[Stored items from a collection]
◆ ◆ ◆ ◆

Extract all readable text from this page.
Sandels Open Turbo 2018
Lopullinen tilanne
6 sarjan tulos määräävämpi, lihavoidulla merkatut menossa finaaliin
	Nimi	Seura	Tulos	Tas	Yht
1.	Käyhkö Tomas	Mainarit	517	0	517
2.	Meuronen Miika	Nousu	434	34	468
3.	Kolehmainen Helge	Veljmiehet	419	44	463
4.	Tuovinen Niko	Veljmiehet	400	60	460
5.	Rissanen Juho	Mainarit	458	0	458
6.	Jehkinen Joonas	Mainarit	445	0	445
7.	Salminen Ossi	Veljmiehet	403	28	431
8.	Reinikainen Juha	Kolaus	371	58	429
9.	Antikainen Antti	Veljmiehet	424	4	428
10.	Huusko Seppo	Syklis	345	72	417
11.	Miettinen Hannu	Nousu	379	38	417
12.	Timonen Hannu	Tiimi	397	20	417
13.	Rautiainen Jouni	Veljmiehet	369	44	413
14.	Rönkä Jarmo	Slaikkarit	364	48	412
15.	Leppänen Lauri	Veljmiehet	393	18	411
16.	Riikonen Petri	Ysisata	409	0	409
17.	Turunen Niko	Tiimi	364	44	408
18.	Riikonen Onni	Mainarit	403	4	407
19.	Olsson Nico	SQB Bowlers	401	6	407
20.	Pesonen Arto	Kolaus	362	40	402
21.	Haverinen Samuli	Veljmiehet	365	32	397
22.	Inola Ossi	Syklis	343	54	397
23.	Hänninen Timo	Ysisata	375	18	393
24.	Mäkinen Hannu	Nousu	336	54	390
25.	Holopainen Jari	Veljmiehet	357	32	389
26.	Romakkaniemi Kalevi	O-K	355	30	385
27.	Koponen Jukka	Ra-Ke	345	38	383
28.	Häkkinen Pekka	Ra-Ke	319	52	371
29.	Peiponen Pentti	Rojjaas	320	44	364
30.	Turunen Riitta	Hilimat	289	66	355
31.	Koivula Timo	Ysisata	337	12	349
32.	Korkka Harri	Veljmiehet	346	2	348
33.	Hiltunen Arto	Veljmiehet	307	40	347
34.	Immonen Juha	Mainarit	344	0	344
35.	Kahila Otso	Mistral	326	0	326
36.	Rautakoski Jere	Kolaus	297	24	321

◆ ◆ ◆ ◆

**EXERCISE REQUIREMENTS**
Scan the material line by line and report each one that contains "Turunen".

**TASK RESPONSE**
17.	Turunen Niko	Tiimi	364	44	408
30.	Turunen Riitta	Hilimat	289	66	355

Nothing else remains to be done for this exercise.